Problem description: Write out the material exactly. Do not include the pictures.

Stored data:
***

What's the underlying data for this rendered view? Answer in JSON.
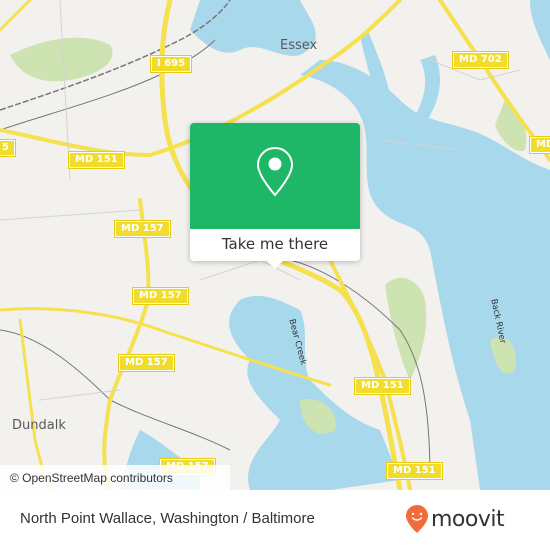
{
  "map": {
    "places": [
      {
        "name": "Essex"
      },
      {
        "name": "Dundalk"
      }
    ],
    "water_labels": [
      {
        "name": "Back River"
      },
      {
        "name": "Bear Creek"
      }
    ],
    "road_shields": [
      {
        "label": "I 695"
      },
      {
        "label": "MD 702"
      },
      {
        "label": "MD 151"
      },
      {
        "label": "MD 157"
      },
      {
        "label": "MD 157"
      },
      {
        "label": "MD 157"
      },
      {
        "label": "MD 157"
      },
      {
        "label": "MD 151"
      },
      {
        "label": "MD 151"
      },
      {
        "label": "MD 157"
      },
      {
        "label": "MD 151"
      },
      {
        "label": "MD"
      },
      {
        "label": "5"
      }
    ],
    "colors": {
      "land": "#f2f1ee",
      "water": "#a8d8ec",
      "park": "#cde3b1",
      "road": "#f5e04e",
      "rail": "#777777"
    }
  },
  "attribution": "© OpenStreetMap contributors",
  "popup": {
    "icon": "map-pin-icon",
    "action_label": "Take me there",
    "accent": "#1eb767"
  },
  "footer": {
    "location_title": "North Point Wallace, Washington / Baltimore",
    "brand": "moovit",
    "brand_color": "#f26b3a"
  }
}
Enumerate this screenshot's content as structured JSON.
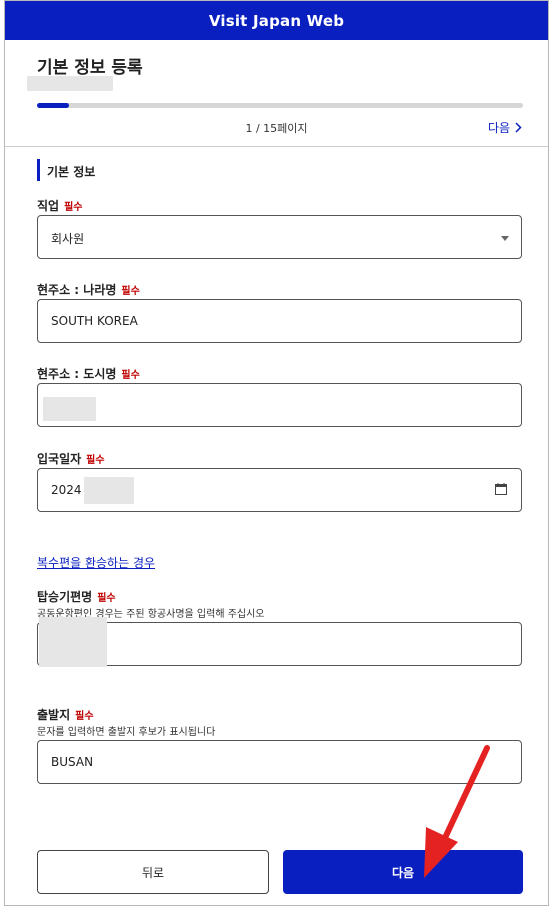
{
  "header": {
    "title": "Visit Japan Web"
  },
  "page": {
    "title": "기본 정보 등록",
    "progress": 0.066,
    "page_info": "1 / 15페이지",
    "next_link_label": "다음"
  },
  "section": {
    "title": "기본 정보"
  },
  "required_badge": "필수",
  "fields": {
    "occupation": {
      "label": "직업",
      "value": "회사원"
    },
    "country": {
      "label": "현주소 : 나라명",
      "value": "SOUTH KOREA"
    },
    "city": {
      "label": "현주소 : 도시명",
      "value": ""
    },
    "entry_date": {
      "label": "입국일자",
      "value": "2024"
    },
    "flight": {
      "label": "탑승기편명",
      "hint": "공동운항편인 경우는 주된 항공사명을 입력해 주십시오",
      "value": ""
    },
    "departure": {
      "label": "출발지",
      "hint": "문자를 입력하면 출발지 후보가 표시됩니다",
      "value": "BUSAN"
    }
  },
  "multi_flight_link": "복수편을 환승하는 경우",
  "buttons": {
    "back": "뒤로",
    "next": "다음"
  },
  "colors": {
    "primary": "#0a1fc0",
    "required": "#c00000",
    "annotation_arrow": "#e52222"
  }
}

***

Reply:
What's the underlying data for this rendered view? Answer in JSON.
{
  "map": {
    "places": [
      {
        "name": "Essex"
      },
      {
        "name": "Dundalk"
      }
    ],
    "water_labels": [
      {
        "name": "Back River"
      },
      {
        "name": "Bear Creek"
      }
    ],
    "road_shields": [
      {
        "label": "I 695"
      },
      {
        "label": "MD 702"
      },
      {
        "label": "MD 151"
      },
      {
        "label": "MD 157"
      },
      {
        "label": "MD 157"
      },
      {
        "label": "MD 157"
      },
      {
        "label": "MD 157"
      },
      {
        "label": "MD 151"
      },
      {
        "label": "MD 151"
      },
      {
        "label": "MD 157"
      },
      {
        "label": "MD 151"
      },
      {
        "label": "MD"
      },
      {
        "label": "5"
      }
    ],
    "colors": {
      "land": "#f2f1ee",
      "water": "#a8d8ec",
      "park": "#cde3b1",
      "road": "#f5e04e",
      "rail": "#777777"
    }
  },
  "attribution": "© OpenStreetMap contributors",
  "popup": {
    "icon": "map-pin-icon",
    "action_label": "Take me there",
    "accent": "#1eb767"
  },
  "footer": {
    "location_title": "North Point Wallace, Washington / Baltimore",
    "brand": "moovit",
    "brand_color": "#f26b3a"
  }
}
Enumerate this screenshot's content as structured JSON.
{
  "header": {
    "title": "Visit Japan Web"
  },
  "page": {
    "title": "기본 정보 등록",
    "progress": 0.066,
    "page_info": "1 / 15페이지",
    "next_link_label": "다음"
  },
  "section": {
    "title": "기본 정보"
  },
  "required_badge": "필수",
  "fields": {
    "occupation": {
      "label": "직업",
      "value": "회사원"
    },
    "country": {
      "label": "현주소 : 나라명",
      "value": "SOUTH KOREA"
    },
    "city": {
      "label": "현주소 : 도시명",
      "value": ""
    },
    "entry_date": {
      "label": "입국일자",
      "value": "2024"
    },
    "flight": {
      "label": "탑승기편명",
      "hint": "공동운항편인 경우는 주된 항공사명을 입력해 주십시오",
      "value": ""
    },
    "departure": {
      "label": "출발지",
      "hint": "문자를 입력하면 출발지 후보가 표시됩니다",
      "value": "BUSAN"
    }
  },
  "multi_flight_link": "복수편을 환승하는 경우",
  "buttons": {
    "back": "뒤로",
    "next": "다음"
  },
  "colors": {
    "primary": "#0a1fc0",
    "required": "#c00000",
    "annotation_arrow": "#e52222"
  }
}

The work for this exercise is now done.